[A block of data]
━━━━━━━━━━

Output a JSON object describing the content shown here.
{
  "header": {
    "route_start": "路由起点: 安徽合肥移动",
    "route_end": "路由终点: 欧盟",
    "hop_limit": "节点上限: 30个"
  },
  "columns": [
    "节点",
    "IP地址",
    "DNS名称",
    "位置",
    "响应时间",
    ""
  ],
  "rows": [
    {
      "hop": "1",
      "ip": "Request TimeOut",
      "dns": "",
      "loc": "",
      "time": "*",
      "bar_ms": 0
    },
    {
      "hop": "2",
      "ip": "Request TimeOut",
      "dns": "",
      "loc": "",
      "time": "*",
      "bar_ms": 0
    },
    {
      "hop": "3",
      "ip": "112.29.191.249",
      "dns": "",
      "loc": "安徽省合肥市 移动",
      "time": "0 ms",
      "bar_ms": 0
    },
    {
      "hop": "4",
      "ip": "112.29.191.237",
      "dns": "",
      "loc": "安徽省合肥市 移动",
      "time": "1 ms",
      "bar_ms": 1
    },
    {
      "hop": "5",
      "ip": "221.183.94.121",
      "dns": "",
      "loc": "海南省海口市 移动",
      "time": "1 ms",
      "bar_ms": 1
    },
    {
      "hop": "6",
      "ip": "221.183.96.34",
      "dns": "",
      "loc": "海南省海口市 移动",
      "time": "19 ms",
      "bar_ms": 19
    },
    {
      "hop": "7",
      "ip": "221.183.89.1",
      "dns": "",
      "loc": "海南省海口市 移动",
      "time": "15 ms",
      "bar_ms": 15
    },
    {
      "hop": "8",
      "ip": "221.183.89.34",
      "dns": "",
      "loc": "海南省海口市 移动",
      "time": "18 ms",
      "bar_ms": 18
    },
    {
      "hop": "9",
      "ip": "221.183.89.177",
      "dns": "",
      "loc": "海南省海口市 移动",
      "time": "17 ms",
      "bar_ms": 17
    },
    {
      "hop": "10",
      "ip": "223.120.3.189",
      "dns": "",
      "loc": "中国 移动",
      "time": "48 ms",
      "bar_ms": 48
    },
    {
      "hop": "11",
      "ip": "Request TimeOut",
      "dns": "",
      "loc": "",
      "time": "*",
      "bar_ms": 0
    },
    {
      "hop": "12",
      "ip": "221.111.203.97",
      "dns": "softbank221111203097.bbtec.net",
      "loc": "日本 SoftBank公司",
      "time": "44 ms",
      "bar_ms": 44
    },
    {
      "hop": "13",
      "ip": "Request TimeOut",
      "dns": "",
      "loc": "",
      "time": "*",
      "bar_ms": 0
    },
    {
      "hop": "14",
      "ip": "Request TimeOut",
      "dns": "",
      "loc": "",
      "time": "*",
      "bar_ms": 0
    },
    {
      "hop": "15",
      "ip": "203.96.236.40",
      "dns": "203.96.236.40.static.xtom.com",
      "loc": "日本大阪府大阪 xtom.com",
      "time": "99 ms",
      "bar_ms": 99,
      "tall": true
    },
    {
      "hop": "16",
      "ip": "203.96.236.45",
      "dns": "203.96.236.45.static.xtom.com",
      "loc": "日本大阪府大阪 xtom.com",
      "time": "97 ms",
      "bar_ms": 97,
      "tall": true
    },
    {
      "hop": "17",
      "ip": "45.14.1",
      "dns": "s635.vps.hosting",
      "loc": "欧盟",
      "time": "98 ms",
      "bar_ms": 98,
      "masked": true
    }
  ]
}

━━━━━━━━━━

WHAT TO PRODUCE: Repeat the listing in full, keeping every line exactly as it is.

RESPONSE TO THIS EXERCISE:
Output a JSON object describing the content shown here.
{
  "header": {
    "route_start": "路由起点: 安徽合肥移动",
    "route_end": "路由终点: 欧盟",
    "hop_limit": "节点上限: 30个"
  },
  "columns": [
    "节点",
    "IP地址",
    "DNS名称",
    "位置",
    "响应时间",
    ""
  ],
  "rows": [
    {
      "hop": "1",
      "ip": "Request TimeOut",
      "dns": "",
      "loc": "",
      "time": "*",
      "bar_ms": 0
    },
    {
      "hop": "2",
      "ip": "Request TimeOut",
      "dns": "",
      "loc": "",
      "time": "*",
      "bar_ms": 0
    },
    {
      "hop": "3",
      "ip": "112.29.191.249",
      "dns": "",
      "loc": "安徽省合肥市 移动",
      "time": "0 ms",
      "bar_ms": 0
    },
    {
      "hop": "4",
      "ip": "112.29.191.237",
      "dns": "",
      "loc": "安徽省合肥市 移动",
      "time": "1 ms",
      "bar_ms": 1
    },
    {
      "hop": "5",
      "ip": "221.183.94.121",
      "dns": "",
      "loc": "海南省海口市 移动",
      "time": "1 ms",
      "bar_ms": 1
    },
    {
      "hop": "6",
      "ip": "221.183.96.34",
      "dns": "",
      "loc": "海南省海口市 移动",
      "time": "19 ms",
      "bar_ms": 19
    },
    {
      "hop": "7",
      "ip": "221.183.89.1",
      "dns": "",
      "loc": "海南省海口市 移动",
      "time": "15 ms",
      "bar_ms": 15
    },
    {
      "hop": "8",
      "ip": "221.183.89.34",
      "dns": "",
      "loc": "海南省海口市 移动",
      "time": "18 ms",
      "bar_ms": 18
    },
    {
      "hop": "9",
      "ip": "221.183.89.177",
      "dns": "",
      "loc": "海南省海口市 移动",
      "time": "17 ms",
      "bar_ms": 17
    },
    {
      "hop": "10",
      "ip": "223.120.3.189",
      "dns": "",
      "loc": "中国 移动",
      "time": "48 ms",
      "bar_ms": 48
    },
    {
      "hop": "11",
      "ip": "Request TimeOut",
      "dns": "",
      "loc": "",
      "time": "*",
      "bar_ms": 0
    },
    {
      "hop": "12",
      "ip": "221.111.203.97",
      "dns": "softbank221111203097.bbtec.net",
      "loc": "日本 SoftBank公司",
      "time": "44 ms",
      "bar_ms": 44
    },
    {
      "hop": "13",
      "ip": "Request TimeOut",
      "dns": "",
      "loc": "",
      "time": "*",
      "bar_ms": 0
    },
    {
      "hop": "14",
      "ip": "Request TimeOut",
      "dns": "",
      "loc": "",
      "time": "*",
      "bar_ms": 0
    },
    {
      "hop": "15",
      "ip": "203.96.236.40",
      "dns": "203.96.236.40.static.xtom.com",
      "loc": "日本大阪府大阪 xtom.com",
      "time": "99 ms",
      "bar_ms": 99,
      "tall": true
    },
    {
      "hop": "16",
      "ip": "203.96.236.45",
      "dns": "203.96.236.45.static.xtom.com",
      "loc": "日本大阪府大阪 xtom.com",
      "time": "97 ms",
      "bar_ms": 97,
      "tall": true
    },
    {
      "hop": "17",
      "ip": "45.14.1",
      "dns": "s635.vps.hosting",
      "loc": "欧盟",
      "time": "98 ms",
      "bar_ms": 98,
      "masked": true
    }
  ]
}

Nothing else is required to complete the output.